What you are asked to do:
Quote word for word from the line holding "Output a JSON" to the last line below, including both, and omit any pictures.

☆ ☆ ☆

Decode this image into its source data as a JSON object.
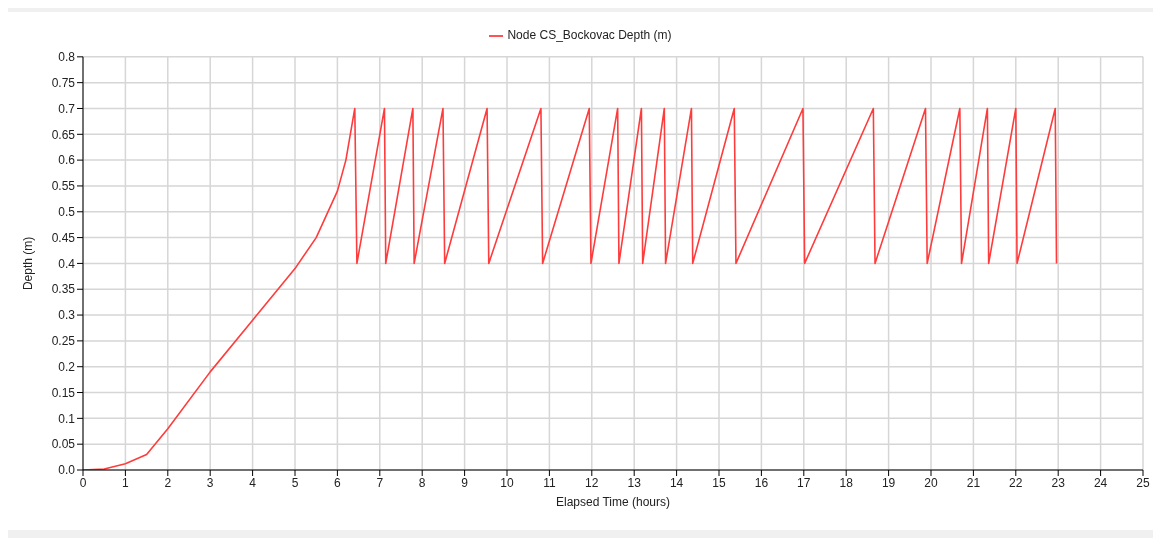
{
  "chart_data": {
    "type": "line",
    "xlabel": "Elapsed Time (hours)",
    "ylabel": "Depth (m)",
    "xlim": [
      0,
      25
    ],
    "xticks": [
      0,
      1,
      2,
      3,
      4,
      5,
      6,
      7,
      8,
      9,
      10,
      11,
      12,
      13,
      14,
      15,
      16,
      17,
      18,
      19,
      20,
      21,
      22,
      23,
      24,
      25
    ],
    "ylim": [
      0,
      0.8
    ],
    "yticks": [
      {
        "value": 0,
        "label": "0.0"
      },
      0.05,
      0.1,
      0.15,
      0.2,
      0.25,
      0.3,
      0.35,
      0.4,
      0.45,
      0.5,
      0.55,
      0.6,
      0.65,
      0.7,
      0.75,
      0.8
    ],
    "grid": true,
    "legend": "top",
    "series": [
      {
        "name": "Node CS_Bockovac Depth (m)",
        "color": "#ff3b3b",
        "x": [
          0,
          0.5,
          1,
          1.5,
          2,
          3,
          4,
          5,
          5.5,
          6,
          6.2,
          6.41,
          6.46,
          7.11,
          7.14,
          7.78,
          7.81,
          8.49,
          8.53,
          9.53,
          9.57,
          10.8,
          10.84,
          11.94,
          11.98,
          12.61,
          12.64,
          13.17,
          13.2,
          13.71,
          13.74,
          14.35,
          14.38,
          15.36,
          15.4,
          16.98,
          17.02,
          18.64,
          18.68,
          19.87,
          19.91,
          20.68,
          20.72,
          21.33,
          21.36,
          22,
          22.03,
          22.93,
          22.96
        ],
        "values": [
          0,
          0.002,
          0.012,
          0.03,
          0.08,
          0.19,
          0.29,
          0.39,
          0.45,
          0.54,
          0.6,
          0.7,
          0.4,
          0.7,
          0.4,
          0.7,
          0.4,
          0.7,
          0.4,
          0.7,
          0.4,
          0.7,
          0.4,
          0.7,
          0.4,
          0.7,
          0.4,
          0.7,
          0.4,
          0.7,
          0.4,
          0.7,
          0.4,
          0.7,
          0.4,
          0.7,
          0.4,
          0.7,
          0.4,
          0.7,
          0.4,
          0.7,
          0.4,
          0.7,
          0.4,
          0.7,
          0.4,
          0.7,
          0.4
        ]
      }
    ]
  }
}
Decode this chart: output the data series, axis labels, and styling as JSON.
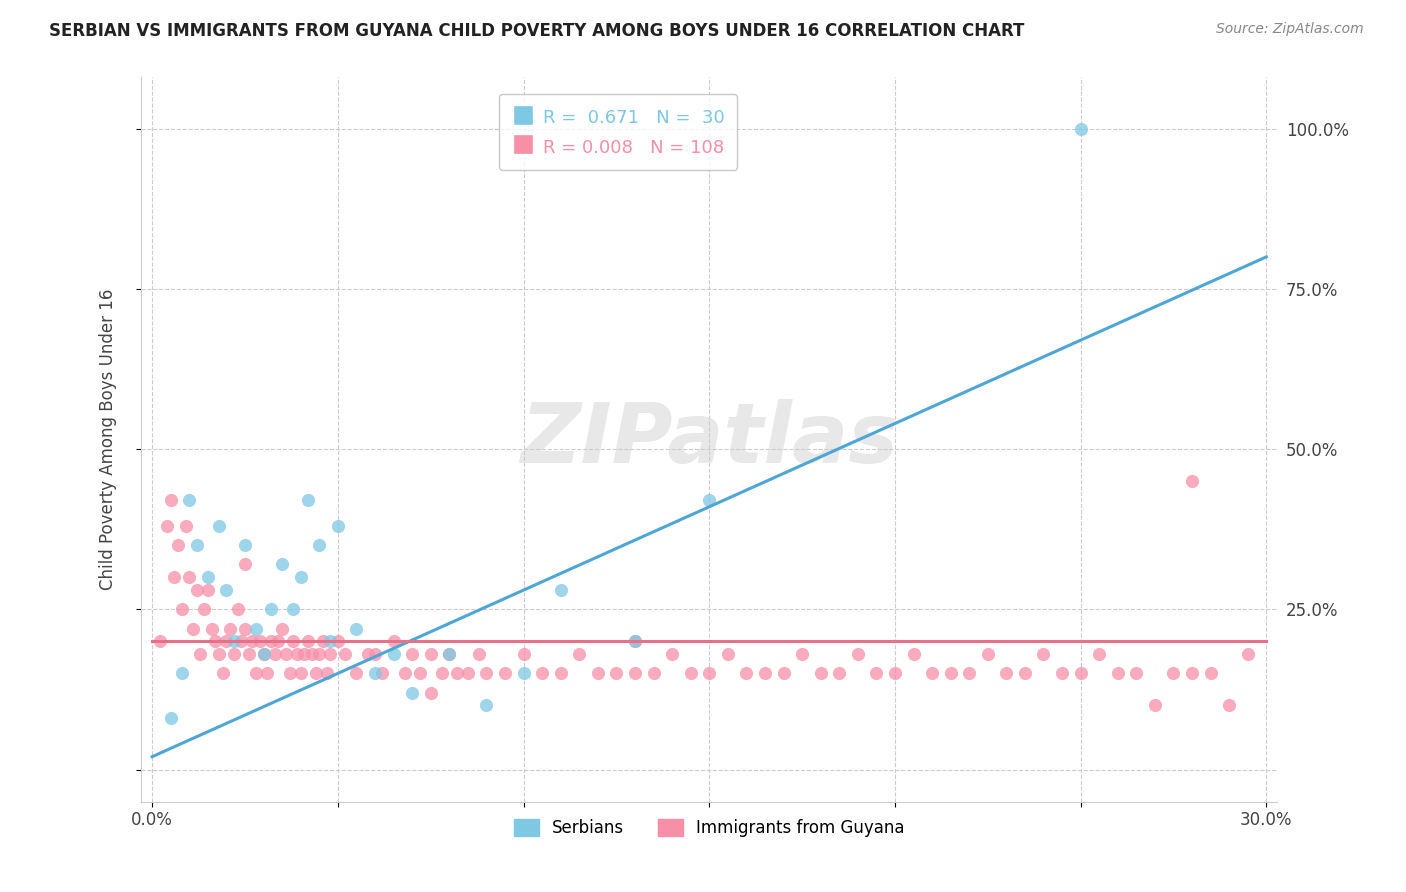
{
  "title": "SERBIAN VS IMMIGRANTS FROM GUYANA CHILD POVERTY AMONG BOYS UNDER 16 CORRELATION CHART",
  "source": "Source: ZipAtlas.com",
  "ylabel": "Child Poverty Among Boys Under 16",
  "xlim": [
    0.0,
    0.3
  ],
  "ylim": [
    -0.05,
    1.08
  ],
  "xtick_pos": [
    0.0,
    0.05,
    0.1,
    0.15,
    0.2,
    0.25,
    0.3
  ],
  "xticklabels": [
    "0.0%",
    "",
    "",
    "",
    "",
    "",
    "30.0%"
  ],
  "ytick_pos": [
    0.0,
    0.25,
    0.5,
    0.75,
    1.0
  ],
  "yticklabels": [
    "",
    "25.0%",
    "50.0%",
    "75.0%",
    "100.0%"
  ],
  "serbian_R": 0.671,
  "serbian_N": 30,
  "guyana_R": 0.008,
  "guyana_N": 108,
  "serbian_color": "#7ec8e3",
  "guyana_color": "#f78fa7",
  "serbian_line_color": "#4da6d4",
  "guyana_line_color": "#e8708a",
  "watermark": "ZIPatlas",
  "legend_serbian_label": "Serbians",
  "legend_guyana_label": "Immigrants from Guyana",
  "serbian_line_x0": 0.0,
  "serbian_line_y0": 0.02,
  "serbian_line_x1": 0.3,
  "serbian_line_y1": 0.8,
  "guyana_line_x0": 0.0,
  "guyana_line_y0": 0.2,
  "guyana_line_x1": 0.3,
  "guyana_line_y1": 0.2,
  "serbian_scatter_x": [
    0.005,
    0.008,
    0.01,
    0.012,
    0.015,
    0.018,
    0.02,
    0.022,
    0.025,
    0.028,
    0.03,
    0.032,
    0.035,
    0.038,
    0.04,
    0.042,
    0.045,
    0.048,
    0.05,
    0.055,
    0.06,
    0.065,
    0.07,
    0.08,
    0.09,
    0.1,
    0.11,
    0.13,
    0.15,
    0.25
  ],
  "serbian_scatter_y": [
    0.08,
    0.15,
    0.42,
    0.35,
    0.3,
    0.38,
    0.28,
    0.2,
    0.35,
    0.22,
    0.18,
    0.25,
    0.32,
    0.25,
    0.3,
    0.42,
    0.35,
    0.2,
    0.38,
    0.22,
    0.15,
    0.18,
    0.12,
    0.18,
    0.1,
    0.15,
    0.28,
    0.2,
    0.42,
    1.0
  ],
  "guyana_scatter_x": [
    0.002,
    0.004,
    0.005,
    0.006,
    0.007,
    0.008,
    0.009,
    0.01,
    0.011,
    0.012,
    0.013,
    0.014,
    0.015,
    0.016,
    0.017,
    0.018,
    0.019,
    0.02,
    0.021,
    0.022,
    0.023,
    0.024,
    0.025,
    0.026,
    0.027,
    0.028,
    0.029,
    0.03,
    0.031,
    0.032,
    0.033,
    0.034,
    0.035,
    0.036,
    0.037,
    0.038,
    0.039,
    0.04,
    0.041,
    0.042,
    0.043,
    0.044,
    0.045,
    0.046,
    0.047,
    0.048,
    0.05,
    0.052,
    0.055,
    0.058,
    0.06,
    0.062,
    0.065,
    0.068,
    0.07,
    0.072,
    0.075,
    0.078,
    0.08,
    0.082,
    0.085,
    0.088,
    0.09,
    0.095,
    0.1,
    0.105,
    0.11,
    0.115,
    0.12,
    0.125,
    0.13,
    0.135,
    0.14,
    0.145,
    0.15,
    0.155,
    0.16,
    0.165,
    0.17,
    0.175,
    0.18,
    0.185,
    0.19,
    0.195,
    0.2,
    0.205,
    0.21,
    0.215,
    0.22,
    0.225,
    0.23,
    0.235,
    0.24,
    0.245,
    0.25,
    0.255,
    0.26,
    0.265,
    0.27,
    0.275,
    0.28,
    0.285,
    0.29,
    0.025,
    0.075,
    0.13,
    0.28,
    0.295
  ],
  "guyana_scatter_y": [
    0.2,
    0.38,
    0.42,
    0.3,
    0.35,
    0.25,
    0.38,
    0.3,
    0.22,
    0.28,
    0.18,
    0.25,
    0.28,
    0.22,
    0.2,
    0.18,
    0.15,
    0.2,
    0.22,
    0.18,
    0.25,
    0.2,
    0.22,
    0.18,
    0.2,
    0.15,
    0.2,
    0.18,
    0.15,
    0.2,
    0.18,
    0.2,
    0.22,
    0.18,
    0.15,
    0.2,
    0.18,
    0.15,
    0.18,
    0.2,
    0.18,
    0.15,
    0.18,
    0.2,
    0.15,
    0.18,
    0.2,
    0.18,
    0.15,
    0.18,
    0.18,
    0.15,
    0.2,
    0.15,
    0.18,
    0.15,
    0.18,
    0.15,
    0.18,
    0.15,
    0.15,
    0.18,
    0.15,
    0.15,
    0.18,
    0.15,
    0.15,
    0.18,
    0.15,
    0.15,
    0.15,
    0.15,
    0.18,
    0.15,
    0.15,
    0.18,
    0.15,
    0.15,
    0.15,
    0.18,
    0.15,
    0.15,
    0.18,
    0.15,
    0.15,
    0.18,
    0.15,
    0.15,
    0.15,
    0.18,
    0.15,
    0.15,
    0.18,
    0.15,
    0.15,
    0.18,
    0.15,
    0.15,
    0.1,
    0.15,
    0.15,
    0.15,
    0.1,
    0.32,
    0.12,
    0.2,
    0.45,
    0.18
  ]
}
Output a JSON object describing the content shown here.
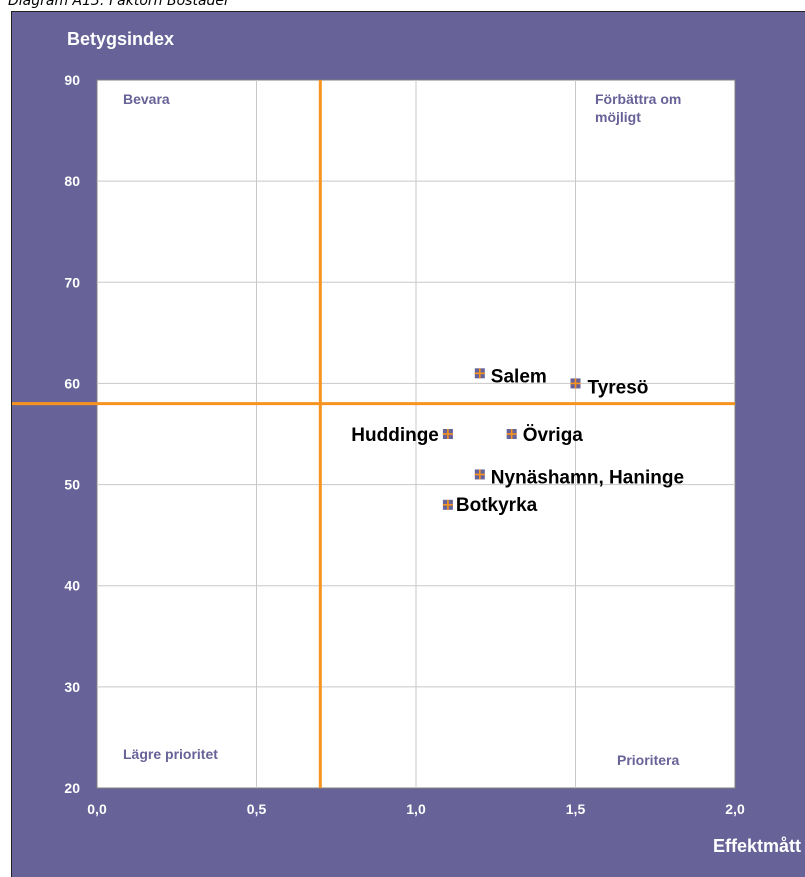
{
  "caption": "Diagram A13: Faktorn Bostäder",
  "chart_data": {
    "type": "scatter",
    "title": "",
    "xlabel": "Effektmått",
    "ylabel": "Betygsindex",
    "xlim": [
      0.0,
      2.0
    ],
    "ylim": [
      20,
      90
    ],
    "x_ticks": [
      "0,0",
      "0,5",
      "1,0",
      "1,5",
      "2,0"
    ],
    "x_tick_values": [
      0.0,
      0.5,
      1.0,
      1.5,
      2.0
    ],
    "y_ticks": [
      "20",
      "30",
      "40",
      "50",
      "60",
      "70",
      "80",
      "90"
    ],
    "y_tick_values": [
      20,
      30,
      40,
      50,
      60,
      70,
      80,
      90
    ],
    "grid": true,
    "reference_lines": {
      "x": 0.7,
      "y": 58,
      "color": "#f7931e"
    },
    "quadrant_labels": {
      "top_left": "Bevara",
      "top_right_line1": "Förbättra om",
      "top_right_line2": "möjligt",
      "bottom_left": "Lägre prioritet",
      "bottom_right": "Prioritera"
    },
    "points": [
      {
        "label": "Salem",
        "x": 1.2,
        "y": 61
      },
      {
        "label": "Tyresö",
        "x": 1.5,
        "y": 60
      },
      {
        "label": "Huddinge",
        "x": 1.1,
        "y": 55
      },
      {
        "label": "Övriga",
        "x": 1.3,
        "y": 55
      },
      {
        "label": "Nynäshamn, Haninge",
        "x": 1.2,
        "y": 51
      },
      {
        "label": "Botkyrka",
        "x": 1.1,
        "y": 48
      }
    ],
    "colors": {
      "background": "#676297",
      "plot_area": "#ffffff",
      "gridline": "#c8c8c8",
      "quadrant_text": "#676297",
      "marker_fill": "#676297",
      "marker_cross": "#f7931e"
    }
  }
}
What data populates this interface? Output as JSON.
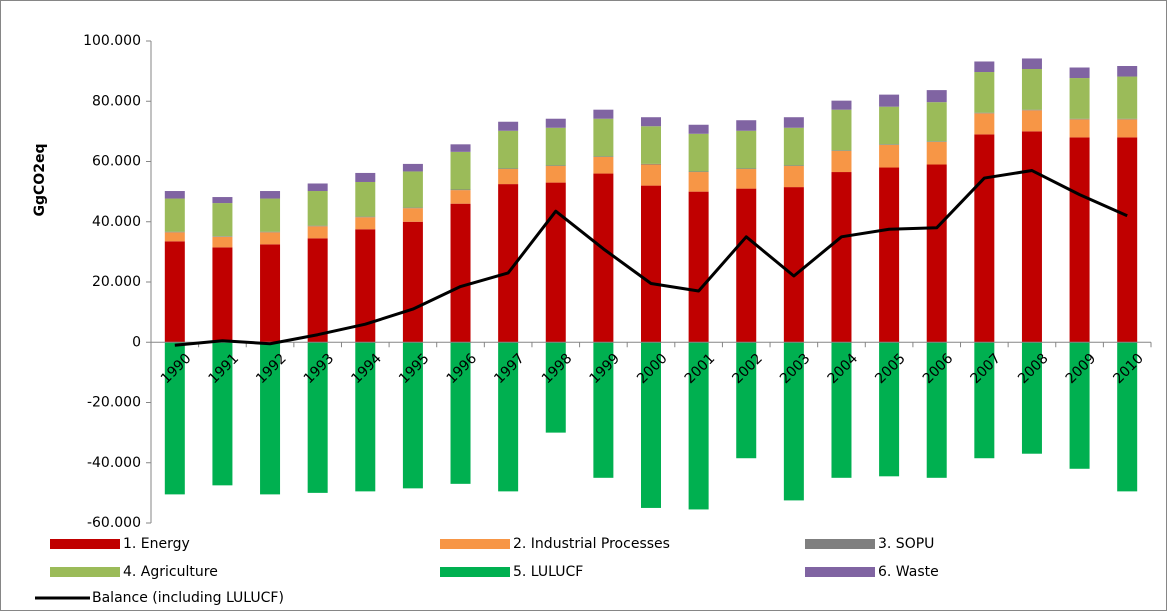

☆ ☆ ☆

Result for this task:
Output a JSON object describing the content shown here.
{
  "caption": "Diagram A13: Faktorn Bostäder",
  "chart_data": {
    "type": "scatter",
    "title": "",
    "xlabel": "Effektmått",
    "ylabel": "Betygsindex",
    "xlim": [
      0.0,
      2.0
    ],
    "ylim": [
      20,
      90
    ],
    "x_ticks": [
      "0,0",
      "0,5",
      "1,0",
      "1,5",
      "2,0"
    ],
    "x_tick_values": [
      0.0,
      0.5,
      1.0,
      1.5,
      2.0
    ],
    "y_ticks": [
      "20",
      "30",
      "40",
      "50",
      "60",
      "70",
      "80",
      "90"
    ],
    "y_tick_values": [
      20,
      30,
      40,
      50,
      60,
      70,
      80,
      90
    ],
    "grid": true,
    "reference_lines": {
      "x": 0.7,
      "y": 58,
      "color": "#f7931e"
    },
    "quadrant_labels": {
      "top_left": "Bevara",
      "top_right_line1": "Förbättra om",
      "top_right_line2": "möjligt",
      "bottom_left": "Lägre prioritet",
      "bottom_right": "Prioritera"
    },
    "points": [
      {
        "label": "Salem",
        "x": 1.2,
        "y": 61
      },
      {
        "label": "Tyresö",
        "x": 1.5,
        "y": 60
      },
      {
        "label": "Huddinge",
        "x": 1.1,
        "y": 55
      },
      {
        "label": "Övriga",
        "x": 1.3,
        "y": 55
      },
      {
        "label": "Nynäshamn, Haninge",
        "x": 1.2,
        "y": 51
      },
      {
        "label": "Botkyrka",
        "x": 1.1,
        "y": 48
      }
    ],
    "colors": {
      "background": "#676297",
      "plot_area": "#ffffff",
      "gridline": "#c8c8c8",
      "quadrant_text": "#676297",
      "marker_fill": "#676297",
      "marker_cross": "#f7931e"
    }
  }
}
What data populates this interface? Output as JSON.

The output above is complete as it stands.